> [Description of the task]:
Present every line in which the string "และให" appears.

> [Input records]:
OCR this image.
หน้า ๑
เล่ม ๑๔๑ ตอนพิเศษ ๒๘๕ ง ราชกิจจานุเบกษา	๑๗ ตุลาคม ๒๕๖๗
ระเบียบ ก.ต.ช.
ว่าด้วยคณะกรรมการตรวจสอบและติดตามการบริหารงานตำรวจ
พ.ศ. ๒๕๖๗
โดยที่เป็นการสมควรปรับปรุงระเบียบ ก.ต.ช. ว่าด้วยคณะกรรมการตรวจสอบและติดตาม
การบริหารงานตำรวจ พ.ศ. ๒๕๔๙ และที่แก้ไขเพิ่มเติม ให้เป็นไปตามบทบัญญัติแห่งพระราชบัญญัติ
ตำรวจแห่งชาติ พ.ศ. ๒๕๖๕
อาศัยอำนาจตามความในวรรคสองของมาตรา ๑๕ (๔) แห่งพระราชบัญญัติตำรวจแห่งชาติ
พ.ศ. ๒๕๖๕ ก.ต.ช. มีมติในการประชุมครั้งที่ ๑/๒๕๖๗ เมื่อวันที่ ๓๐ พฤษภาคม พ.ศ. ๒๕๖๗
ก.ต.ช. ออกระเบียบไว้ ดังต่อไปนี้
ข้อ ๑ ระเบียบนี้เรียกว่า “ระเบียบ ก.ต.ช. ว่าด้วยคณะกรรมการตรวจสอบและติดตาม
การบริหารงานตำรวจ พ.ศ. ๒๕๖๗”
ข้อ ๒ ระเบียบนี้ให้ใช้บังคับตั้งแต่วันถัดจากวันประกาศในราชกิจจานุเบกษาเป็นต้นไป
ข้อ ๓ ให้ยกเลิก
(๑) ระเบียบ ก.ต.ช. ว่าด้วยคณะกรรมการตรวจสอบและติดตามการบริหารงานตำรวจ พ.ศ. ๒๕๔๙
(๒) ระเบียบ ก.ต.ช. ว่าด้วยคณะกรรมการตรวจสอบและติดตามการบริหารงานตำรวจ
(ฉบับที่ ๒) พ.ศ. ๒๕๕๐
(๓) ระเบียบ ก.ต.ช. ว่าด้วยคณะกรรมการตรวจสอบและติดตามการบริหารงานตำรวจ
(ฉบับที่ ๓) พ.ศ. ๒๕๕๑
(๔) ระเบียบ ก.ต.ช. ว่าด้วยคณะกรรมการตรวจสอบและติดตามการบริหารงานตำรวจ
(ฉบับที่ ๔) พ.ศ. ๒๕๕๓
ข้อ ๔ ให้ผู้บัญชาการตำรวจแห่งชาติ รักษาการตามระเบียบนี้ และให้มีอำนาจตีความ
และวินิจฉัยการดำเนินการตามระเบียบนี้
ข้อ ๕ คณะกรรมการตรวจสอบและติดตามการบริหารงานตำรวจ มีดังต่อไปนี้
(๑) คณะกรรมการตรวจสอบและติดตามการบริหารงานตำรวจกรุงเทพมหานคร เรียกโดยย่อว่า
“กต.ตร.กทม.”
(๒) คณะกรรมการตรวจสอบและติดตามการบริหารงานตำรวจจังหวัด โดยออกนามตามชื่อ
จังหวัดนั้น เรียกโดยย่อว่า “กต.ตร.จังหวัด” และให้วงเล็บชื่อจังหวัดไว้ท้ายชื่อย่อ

> [Written reply]:
ข้อ ๔ ให้ผู้บัญชาการตำรวจแห่งชาติ รักษาการตามระเบียบนี้ และให้มีอำนาจตีความ
จังหวัดนั้น เรียกโดยย่อว่า “กต.ตร.จังหวัด” และให้วงเล็บชื่อจังหวัดไว้ท้ายชื่อย่อ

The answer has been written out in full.